═════ Given information

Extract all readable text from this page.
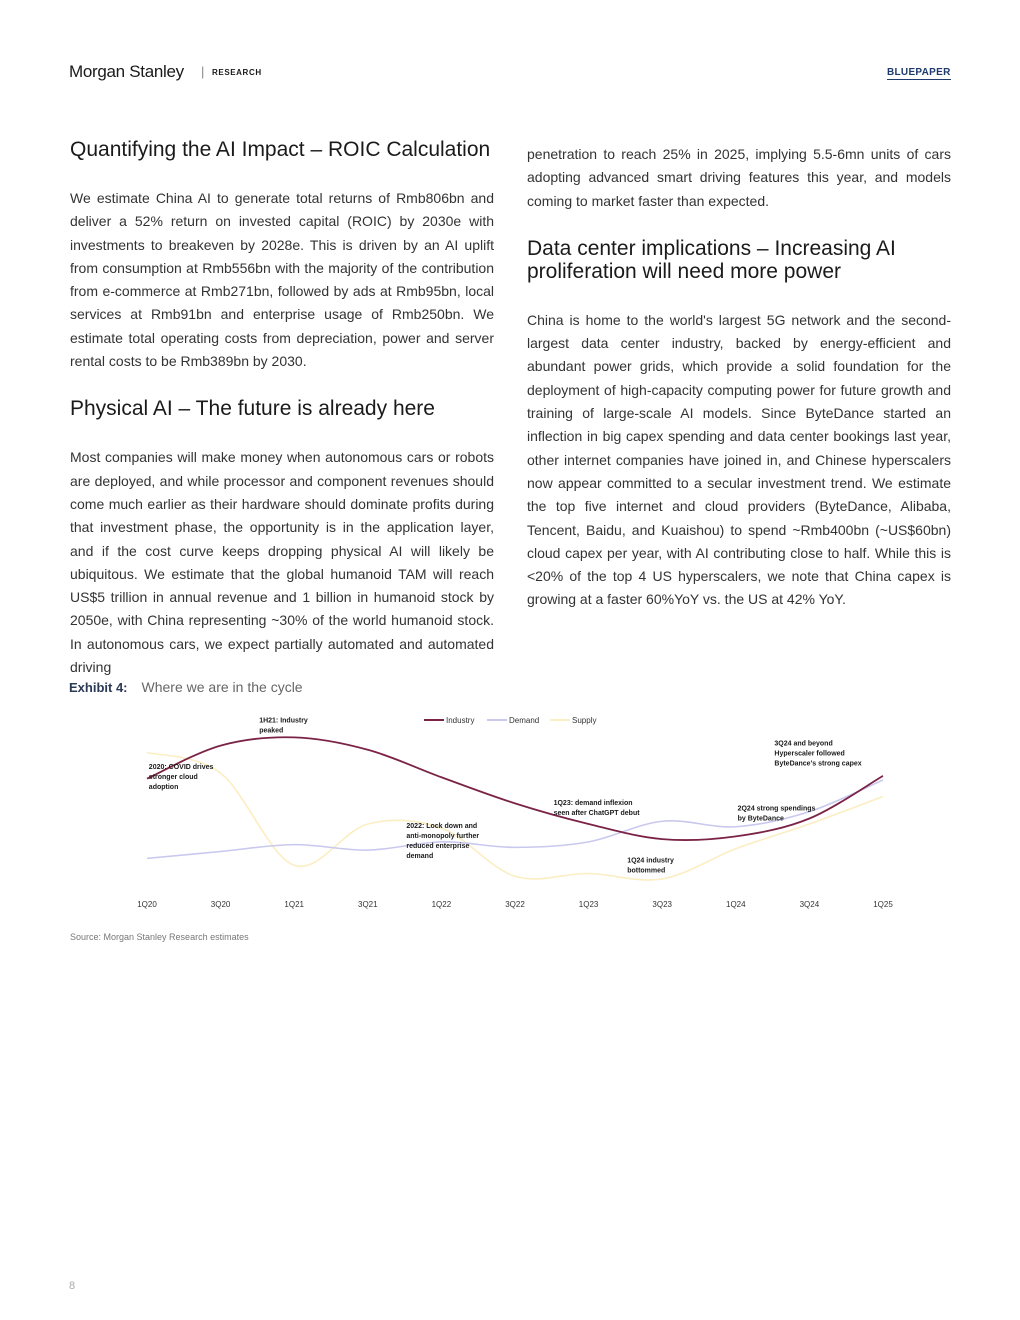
Morgan Stanley | RESEARCH	BLUEPAPER
Quantifying the AI Impact – ROIC Calculation

We estimate China AI to generate total returns of Rmb806bn and deliver a 52% return on invested capital (ROIC) by 2030e with investments to breakeven by 2028e. This is driven by an AI uplift from consumption at Rmb556bn with the majority of the contribution from e-commerce at Rmb271bn, followed by ads at Rmb95bn, local services at Rmb91bn and enterprise usage of Rmb250bn. We estimate total operating costs from depreciation, power and server rental costs to be Rmb389bn by 2030.

Physical AI – The future is already here

Most companies will make money when autonomous cars or robots are deployed, and while processor and component revenues should come much earlier as their hardware should dominate profits during that investment phase, the opportunity is in the application layer, and if the cost curve keeps dropping physical AI will likely be ubiquitous. We estimate that the global humanoid TAM will reach US$5 trillion in annual revenue and 1 billion in humanoid stock by 2050e, with China representing ~30% of the world humanoid stock. In autonomous cars, we expect partially automated and automated driving

penetration to reach 25% in 2025, implying 5.5-6mn units of cars adopting advanced smart driving features this year, and models coming to market faster than expected.

Data center implications – Increasing AI proliferation will need more power

China is home to the world's largest 5G network and the second-largest data center industry, backed by energy-efficient and abundant power grids, which provide a solid foundation for the deployment of high-capacity computing power for future growth and training of large-scale AI models. Since ByteDance started an inflection in big capex spending and data center bookings last year, other internet companies have joined in, and Chinese hyperscalers now appear committed to a secular investment trend. We estimate the top five internet and cloud providers (ByteDance, Alibaba, Tencent, Baidu, and Kuaishou) to spend ~Rmb400bn (~US$60bn) cloud capex per year, with AI contributing close to half. While this is <20% of the top 4 US hyperscalers, we note that China capex is growing at a faster 60%YoY vs. the US at 42% YoY.

Exhibit 4: Where we are in the cycle
1Q20	3Q20	1Q21	3Q21	1Q22	3Q22	1Q23	3Q23	1Q24	3Q24	1Q25
Industry	Demand	Supply
1H21: Industry peaked
2020: COVID drives stronger cloud adoption
2022: Lock down and anti-monopoly further reduced enterprise demand
1Q23: demand inflexion seen after ChatGPT debut
1Q24 industry bottommed
2Q24 strong spendings by ByteDance
3Q24 and beyond Hyperscaler followed ByteDance's strong capex
Source: Morgan Stanley Research estimates
8
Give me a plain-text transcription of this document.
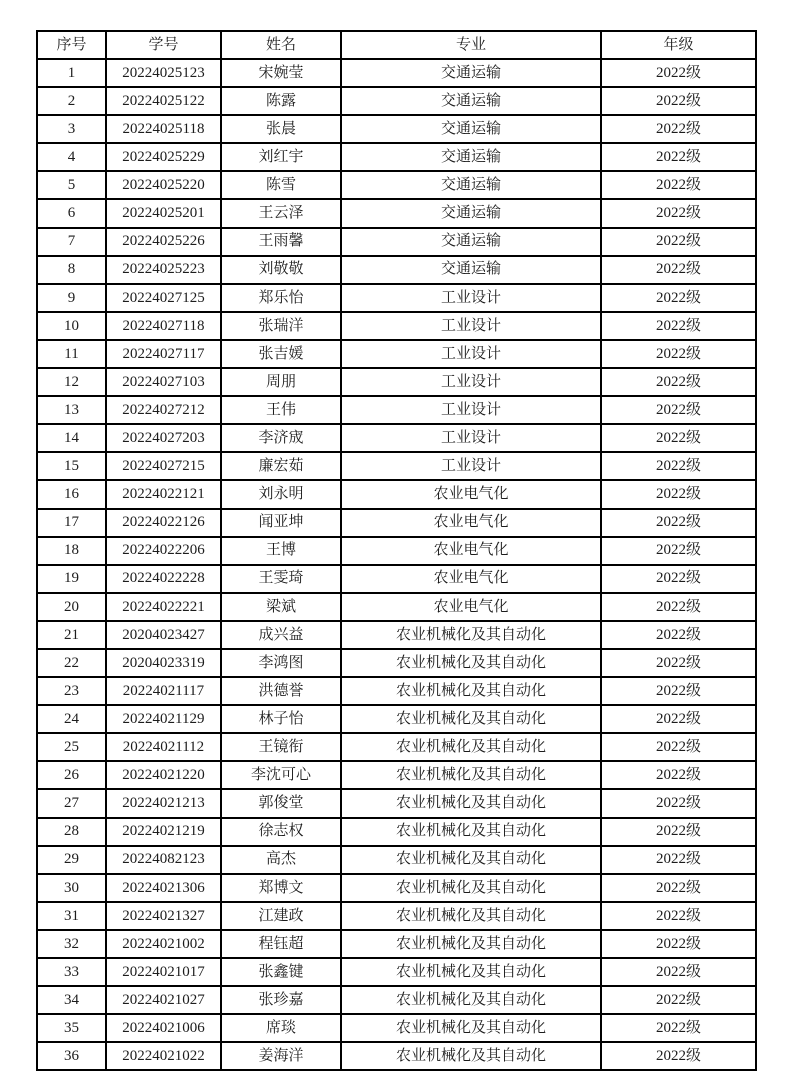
序号	学号	姓名	专业	年级
1	20224025123	宋婉莹	交通运输	2022级
2	20224025122	陈露	交通运输	2022级
3	20224025118	张晨	交通运输	2022级
4	20224025229	刘红宇	交通运输	2022级
5	20224025220	陈雪	交通运输	2022级
6	20224025201	王云泽	交通运输	2022级
7	20224025226	王雨馨	交通运输	2022级
8	20224025223	刘敬敬	交通运输	2022级
9	20224027125	郑乐怡	工业设计	2022级
10	20224027118	张瑞洋	工业设计	2022级
11	20224027117	张吉媛	工业设计	2022级
12	20224027103	周朋	工业设计	2022级
13	20224027212	王伟	工业设计	2022级
14	20224027203	李济宬	工业设计	2022级
15	20224027215	廉宏茹	工业设计	2022级
16	20224022121	刘永明	农业电气化	2022级
17	20224022126	闻亚坤	农业电气化	2022级
18	20224022206	王博	农业电气化	2022级
19	20224022228	王雯琦	农业电气化	2022级
20	20224022221	梁斌	农业电气化	2022级
21	20204023427	成兴益	农业机械化及其自动化	2022级
22	20204023319	李鸿图	农业机械化及其自动化	2022级
23	20224021117	洪德誉	农业机械化及其自动化	2022级
24	20224021129	林子怡	农业机械化及其自动化	2022级
25	20224021112	王镜衔	农业机械化及其自动化	2022级
26	20224021220	李沈可心	农业机械化及其自动化	2022级
27	20224021213	郭俊堂	农业机械化及其自动化	2022级
28	20224021219	徐志权	农业机械化及其自动化	2022级
29	20224082123	高杰	农业机械化及其自动化	2022级
30	20224021306	郑博文	农业机械化及其自动化	2022级
31	20224021327	江建政	农业机械化及其自动化	2022级
32	20224021002	程钰超	农业机械化及其自动化	2022级
33	20224021017	张鑫键	农业机械化及其自动化	2022级
34	20224021027	张珍嘉	农业机械化及其自动化	2022级
35	20224021006	席琰	农业机械化及其自动化	2022级
36	20224021022	姜海洋	农业机械化及其自动化	2022级
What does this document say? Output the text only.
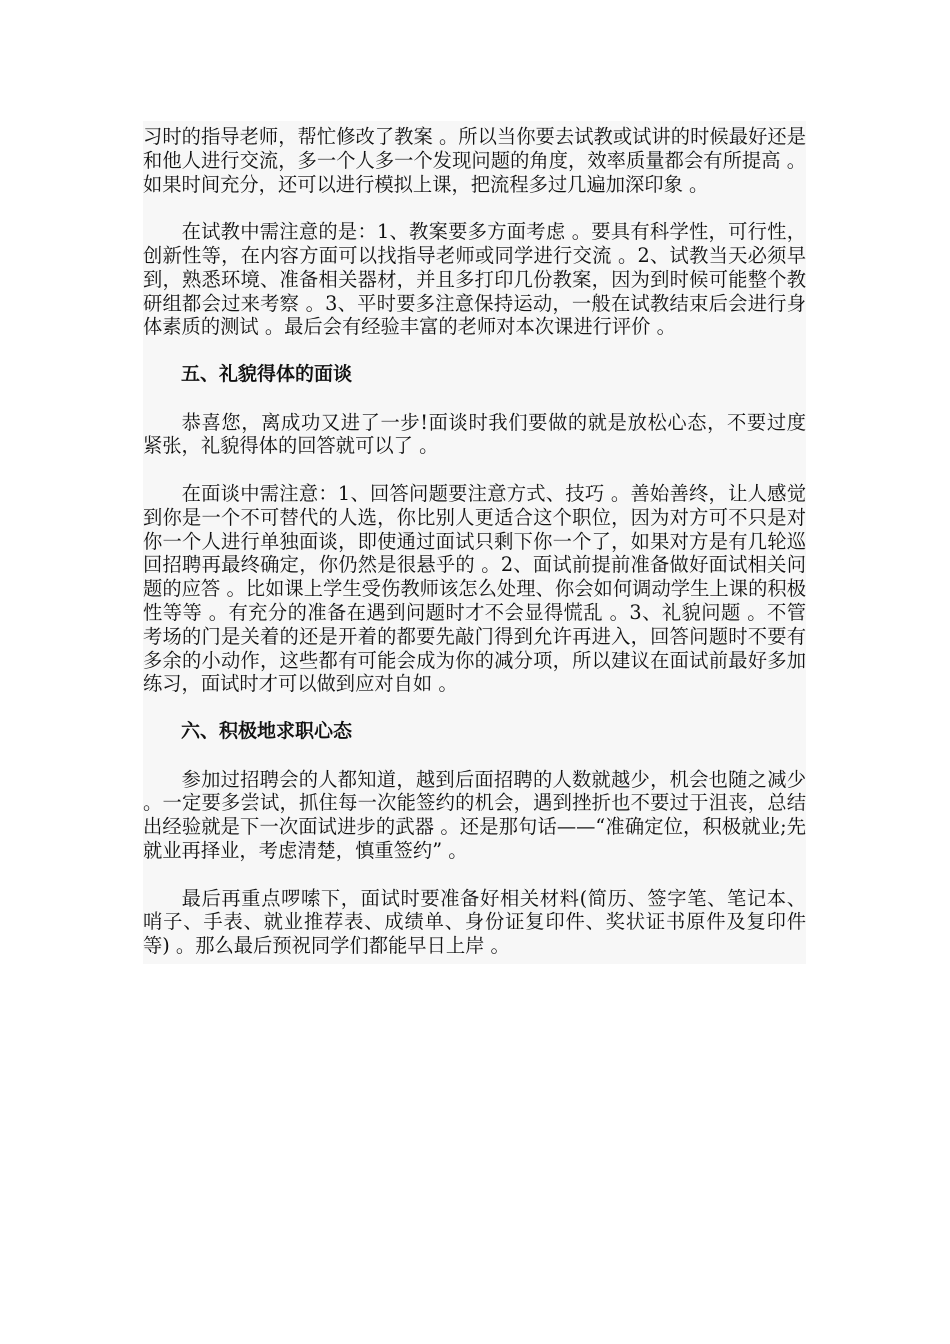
习时的指导老师，帮忙修改了教案 。所以当你要去试教或试讲的时候最好还是和他人进行交流，多一个人多一个发现问题的角度，效率质量都会有所提高 。如果时间充分，还可以进行模拟上课，把流程多过几遍加深印象 。

在试教中需注意的是：1、教案要多方面考虑 。要具有科学性，可行性，创新性等，在内容方面可以找指导老师或同学进行交流 。2、试教当天必须早到，熟悉环境、准备相关器材，并且多打印几份教案，因为到时候可能整个教研组都会过来考察 。3、平时要多注意保持运动，一般在试教结束后会进行身体素质的测试 。最后会有经验丰富的老师对本次课进行评价 。

五、礼貌得体的面谈

恭喜您，离成功又进了一步!面谈时我们要做的就是放松心态，不要过度紧张，礼貌得体的回答就可以了 。

在面谈中需注意：1、回答问题要注意方式、技巧 。善始善终，让人感觉到你是一个不可替代的人选，你比别人更适合这个职位，因为对方可不只是对你一个人进行单独面谈，即使通过面试只剩下你一个了，如果对方是有几轮巡回招聘再最终确定，你仍然是很悬乎的 。2、面试前提前准备做好面试相关问题的应答 。比如课上学生受伤教师该怎么处理、你会如何调动学生上课的积极性等等 。有充分的准备在遇到问题时才不会显得慌乱 。3、礼貌问题 。不管考场的门是关着的还是开着的都要先敲门得到允许再进入，回答问题时不要有多余的小动作，这些都有可能会成为你的减分项，所以建议在面试前最好多加练习，面试时才可以做到应对自如 。

六、积极地求职心态

参加过招聘会的人都知道，越到后面招聘的人数就越少，机会也随之减少 。一定要多尝试，抓住每一次能签约的机会，遇到挫折也不要过于沮丧，总结出经验就是下一次面试进步的武器 。还是那句话——“准确定位，积极就业;先就业再择业，考虑清楚，慎重签约” 。

最后再重点啰嗦下，面试时要准备好相关材料(简历、签字笔、笔记本、哨子、手表、就业推荐表、成绩单、身份证复印件、奖状证书原件及复印件等) 。那么最后预祝同学们都能早日上岸 。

══════════

**Aim of the exercise:**
Search the data for "reach" and list every line in which it occurs.

**Output for this exercise:**
Most companies will make money when autonomous cars or robots are deployed, and while processor and component revenues should come much earlier as their hardware should dominate profits during that investment phase, the opportunity is in the application layer, and if the cost curve keeps dropping physical AI will likely be ubiquitous. We estimate that the global humanoid TAM will reach US$5 trillion in annual revenue and 1 billion in humanoid stock by 2050e, with China representing ~30% of the world humanoid stock. In autonomous cars, we expect partially automated and automated driving
penetration to reach 25% in 2025, implying 5.5-6mn units of cars adopting advanced smart driving features this year, and models coming to market faster than expected.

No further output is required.